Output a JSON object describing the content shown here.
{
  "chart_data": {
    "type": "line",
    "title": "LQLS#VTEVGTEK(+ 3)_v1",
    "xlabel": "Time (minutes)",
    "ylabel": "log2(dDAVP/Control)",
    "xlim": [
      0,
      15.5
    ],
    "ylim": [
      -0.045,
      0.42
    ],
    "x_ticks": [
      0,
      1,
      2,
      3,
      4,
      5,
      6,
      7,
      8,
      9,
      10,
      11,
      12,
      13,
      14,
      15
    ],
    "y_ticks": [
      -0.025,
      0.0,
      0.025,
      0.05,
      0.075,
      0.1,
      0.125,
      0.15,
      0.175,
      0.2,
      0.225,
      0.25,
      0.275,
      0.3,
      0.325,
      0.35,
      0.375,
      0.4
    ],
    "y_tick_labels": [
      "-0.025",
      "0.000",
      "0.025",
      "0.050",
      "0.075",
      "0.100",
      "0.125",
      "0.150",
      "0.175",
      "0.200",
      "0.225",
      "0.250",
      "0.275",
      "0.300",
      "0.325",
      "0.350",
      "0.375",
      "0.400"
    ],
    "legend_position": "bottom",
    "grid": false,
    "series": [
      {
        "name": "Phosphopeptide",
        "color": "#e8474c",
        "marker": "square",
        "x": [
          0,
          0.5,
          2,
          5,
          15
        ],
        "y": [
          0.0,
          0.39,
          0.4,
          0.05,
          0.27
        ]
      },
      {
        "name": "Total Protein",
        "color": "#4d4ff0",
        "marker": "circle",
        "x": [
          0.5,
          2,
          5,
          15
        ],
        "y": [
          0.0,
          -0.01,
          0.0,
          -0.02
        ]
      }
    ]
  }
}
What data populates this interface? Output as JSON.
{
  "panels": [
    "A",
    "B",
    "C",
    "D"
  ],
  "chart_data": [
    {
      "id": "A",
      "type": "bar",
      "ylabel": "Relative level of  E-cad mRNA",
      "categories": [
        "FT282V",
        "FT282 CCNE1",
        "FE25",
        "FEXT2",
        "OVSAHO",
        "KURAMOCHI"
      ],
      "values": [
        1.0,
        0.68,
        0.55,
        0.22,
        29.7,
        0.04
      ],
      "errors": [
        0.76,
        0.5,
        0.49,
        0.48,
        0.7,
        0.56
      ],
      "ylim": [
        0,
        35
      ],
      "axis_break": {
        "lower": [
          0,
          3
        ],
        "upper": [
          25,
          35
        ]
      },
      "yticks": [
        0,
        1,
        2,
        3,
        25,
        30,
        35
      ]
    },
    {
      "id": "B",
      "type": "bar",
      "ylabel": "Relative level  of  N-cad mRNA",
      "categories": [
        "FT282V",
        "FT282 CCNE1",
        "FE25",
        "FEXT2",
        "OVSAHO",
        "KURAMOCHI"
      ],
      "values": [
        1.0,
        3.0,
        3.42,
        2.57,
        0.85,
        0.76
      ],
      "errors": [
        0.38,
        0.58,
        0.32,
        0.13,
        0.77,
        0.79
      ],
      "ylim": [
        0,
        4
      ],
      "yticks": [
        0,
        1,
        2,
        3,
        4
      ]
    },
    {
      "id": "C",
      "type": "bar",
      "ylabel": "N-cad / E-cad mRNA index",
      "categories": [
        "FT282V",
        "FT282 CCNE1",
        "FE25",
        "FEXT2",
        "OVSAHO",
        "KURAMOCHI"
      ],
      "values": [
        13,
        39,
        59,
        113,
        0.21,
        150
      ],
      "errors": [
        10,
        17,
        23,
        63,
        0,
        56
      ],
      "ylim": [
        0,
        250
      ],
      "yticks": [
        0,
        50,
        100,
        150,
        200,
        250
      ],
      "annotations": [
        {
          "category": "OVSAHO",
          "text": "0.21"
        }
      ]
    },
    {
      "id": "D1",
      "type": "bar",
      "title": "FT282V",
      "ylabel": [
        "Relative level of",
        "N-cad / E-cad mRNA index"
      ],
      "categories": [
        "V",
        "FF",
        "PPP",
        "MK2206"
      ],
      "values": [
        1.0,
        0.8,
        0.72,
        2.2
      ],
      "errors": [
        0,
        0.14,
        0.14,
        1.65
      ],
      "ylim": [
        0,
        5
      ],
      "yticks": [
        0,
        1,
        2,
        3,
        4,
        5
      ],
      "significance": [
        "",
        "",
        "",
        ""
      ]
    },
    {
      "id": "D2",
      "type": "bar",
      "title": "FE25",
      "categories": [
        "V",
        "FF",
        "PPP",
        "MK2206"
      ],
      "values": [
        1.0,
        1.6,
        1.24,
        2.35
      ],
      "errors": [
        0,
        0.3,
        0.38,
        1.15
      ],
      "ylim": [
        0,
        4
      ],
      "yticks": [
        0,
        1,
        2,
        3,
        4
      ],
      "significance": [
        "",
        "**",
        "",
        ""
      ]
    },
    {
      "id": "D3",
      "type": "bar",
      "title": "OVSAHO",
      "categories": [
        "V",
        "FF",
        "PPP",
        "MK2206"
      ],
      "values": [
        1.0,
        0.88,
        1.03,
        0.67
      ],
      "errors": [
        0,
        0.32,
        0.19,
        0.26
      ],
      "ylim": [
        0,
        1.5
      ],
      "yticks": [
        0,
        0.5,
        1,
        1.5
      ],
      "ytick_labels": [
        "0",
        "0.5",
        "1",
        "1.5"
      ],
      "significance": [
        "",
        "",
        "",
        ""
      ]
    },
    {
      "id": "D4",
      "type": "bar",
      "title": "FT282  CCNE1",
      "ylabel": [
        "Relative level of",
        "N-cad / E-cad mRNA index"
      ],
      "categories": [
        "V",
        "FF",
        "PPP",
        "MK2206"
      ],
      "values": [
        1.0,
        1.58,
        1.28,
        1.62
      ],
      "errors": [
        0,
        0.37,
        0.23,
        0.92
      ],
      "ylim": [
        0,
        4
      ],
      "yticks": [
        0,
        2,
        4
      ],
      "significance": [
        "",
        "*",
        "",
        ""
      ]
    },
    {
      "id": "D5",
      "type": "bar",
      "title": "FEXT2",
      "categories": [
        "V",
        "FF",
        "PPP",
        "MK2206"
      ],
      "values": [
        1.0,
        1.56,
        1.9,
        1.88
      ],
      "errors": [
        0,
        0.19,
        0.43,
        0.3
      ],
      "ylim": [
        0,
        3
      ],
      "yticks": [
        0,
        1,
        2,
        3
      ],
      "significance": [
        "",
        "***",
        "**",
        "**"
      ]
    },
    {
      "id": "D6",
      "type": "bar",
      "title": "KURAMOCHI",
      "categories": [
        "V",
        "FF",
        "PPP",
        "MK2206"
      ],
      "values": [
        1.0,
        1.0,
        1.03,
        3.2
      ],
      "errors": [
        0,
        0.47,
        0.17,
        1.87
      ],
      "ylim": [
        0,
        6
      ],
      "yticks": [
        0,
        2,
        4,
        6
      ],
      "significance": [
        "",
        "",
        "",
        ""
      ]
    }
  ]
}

=-=-=-=-=

**Assignment**
Pick each line holding the word "name" out of the data and copy it.

**Result of this task**
        "name": "Phosphopeptide",
        "name": "Total Protein",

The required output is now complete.